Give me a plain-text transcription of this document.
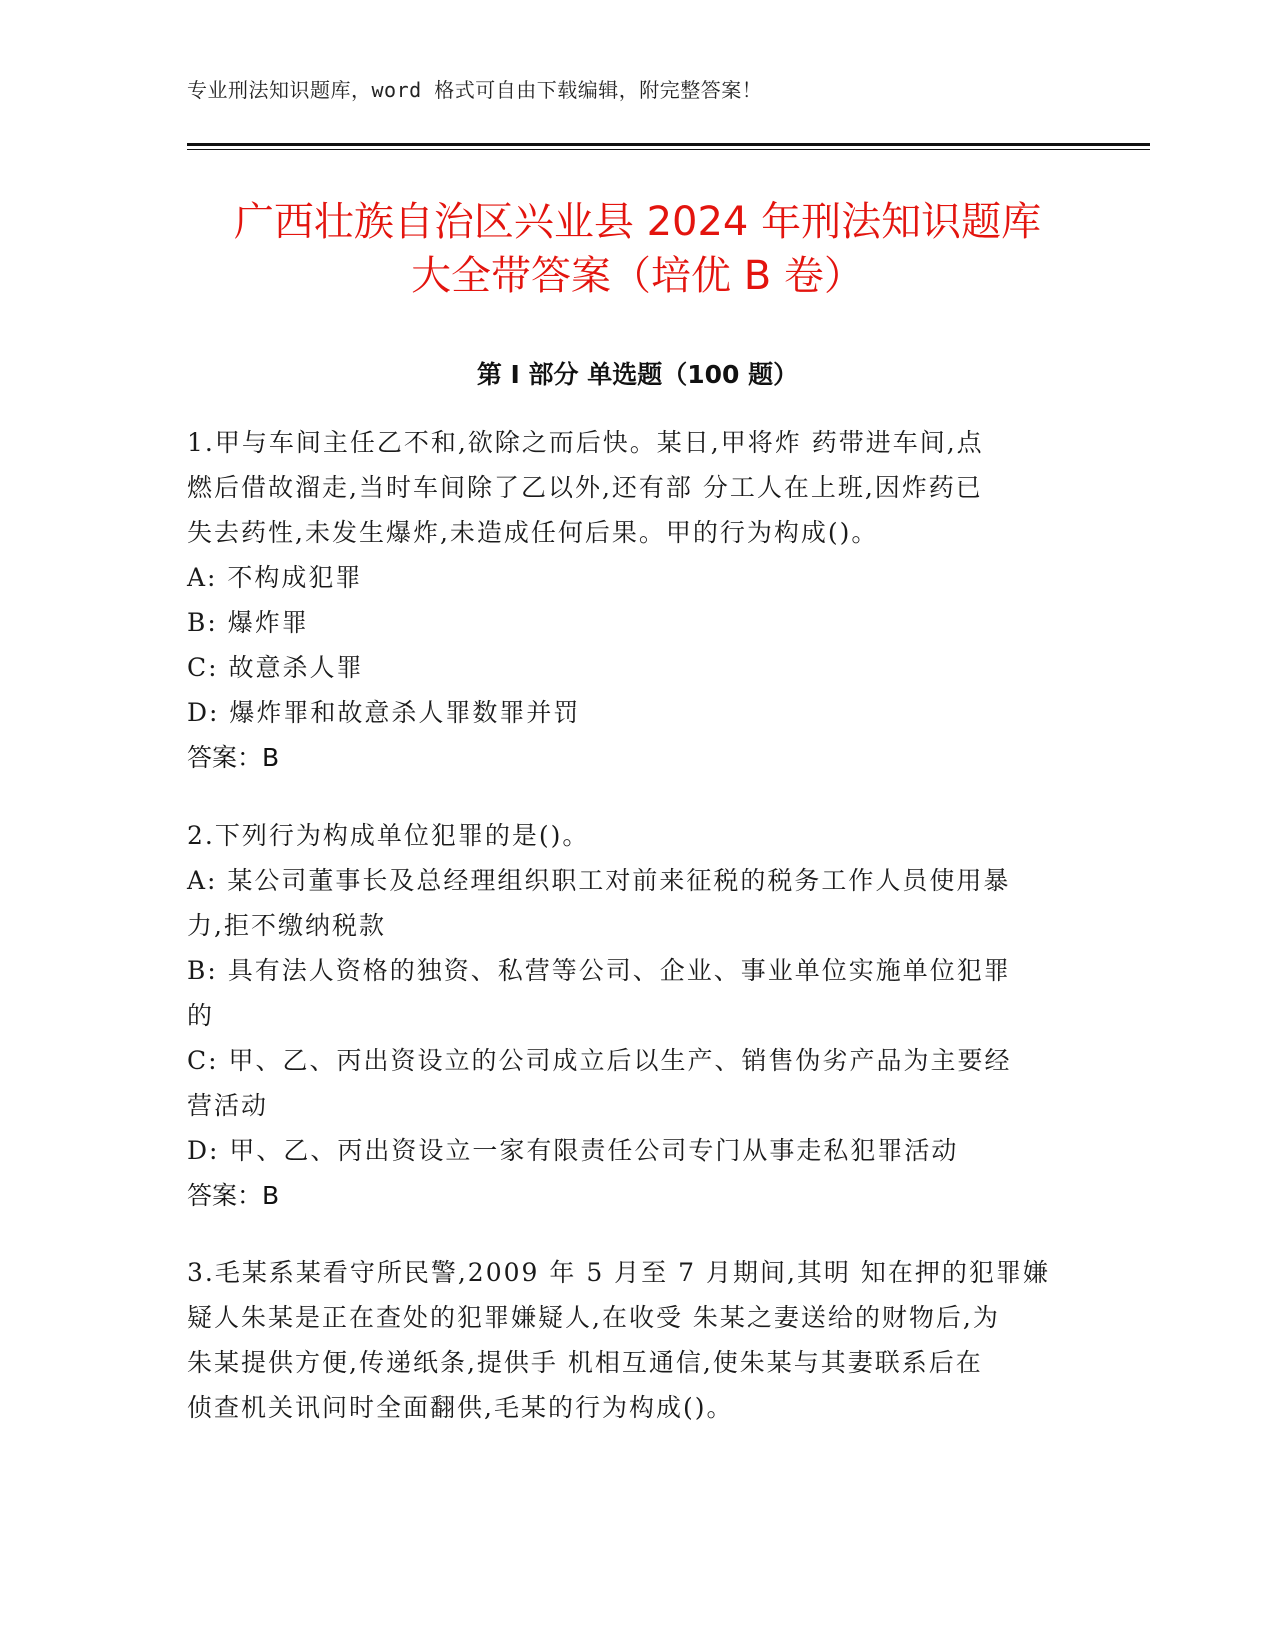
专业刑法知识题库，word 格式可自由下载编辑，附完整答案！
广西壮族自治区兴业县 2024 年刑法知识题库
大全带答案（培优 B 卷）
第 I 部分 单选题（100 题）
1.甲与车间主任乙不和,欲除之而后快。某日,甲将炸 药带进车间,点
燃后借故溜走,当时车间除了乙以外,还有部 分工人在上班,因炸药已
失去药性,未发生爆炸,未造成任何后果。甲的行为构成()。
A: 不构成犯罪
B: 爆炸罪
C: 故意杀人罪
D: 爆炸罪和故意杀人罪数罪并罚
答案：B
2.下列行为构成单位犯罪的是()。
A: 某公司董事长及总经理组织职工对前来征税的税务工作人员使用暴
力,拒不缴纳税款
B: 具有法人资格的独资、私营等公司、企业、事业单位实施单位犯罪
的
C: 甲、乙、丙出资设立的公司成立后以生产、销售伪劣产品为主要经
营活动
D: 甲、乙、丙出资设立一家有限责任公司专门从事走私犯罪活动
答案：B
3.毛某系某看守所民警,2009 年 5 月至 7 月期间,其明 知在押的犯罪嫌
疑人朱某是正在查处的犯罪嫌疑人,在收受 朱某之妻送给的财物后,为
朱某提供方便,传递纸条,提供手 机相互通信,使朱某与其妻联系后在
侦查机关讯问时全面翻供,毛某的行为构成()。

» **Objective**
Leave out every picture and copy the rest of the records exactly.

» **Exercise answer**
Give me a plain-text transcription of this document.
专业刑法知识题库，word 格式可自由下载编辑，附完整答案！
广西壮族自治区兴业县 2024 年刑法知识题库
大全带答案（培优 B 卷）
第 I 部分 单选题（100 题）
1.甲与车间主任乙不和,欲除之而后快。某日,甲将炸 药带进车间,点
燃后借故溜走,当时车间除了乙以外,还有部 分工人在上班,因炸药已
失去药性,未发生爆炸,未造成任何后果。甲的行为构成()。
A: 不构成犯罪
B: 爆炸罪
C: 故意杀人罪
D: 爆炸罪和故意杀人罪数罪并罚
答案：B
2.下列行为构成单位犯罪的是()。
A: 某公司董事长及总经理组织职工对前来征税的税务工作人员使用暴
力,拒不缴纳税款
B: 具有法人资格的独资、私营等公司、企业、事业单位实施单位犯罪
的
C: 甲、乙、丙出资设立的公司成立后以生产、销售伪劣产品为主要经
营活动
D: 甲、乙、丙出资设立一家有限责任公司专门从事走私犯罪活动
答案：B
3.毛某系某看守所民警,2009 年 5 月至 7 月期间,其明 知在押的犯罪嫌
疑人朱某是正在查处的犯罪嫌疑人,在收受 朱某之妻送给的财物后,为
朱某提供方便,传递纸条,提供手 机相互通信,使朱某与其妻联系后在
侦查机关讯问时全面翻供,毛某的行为构成()。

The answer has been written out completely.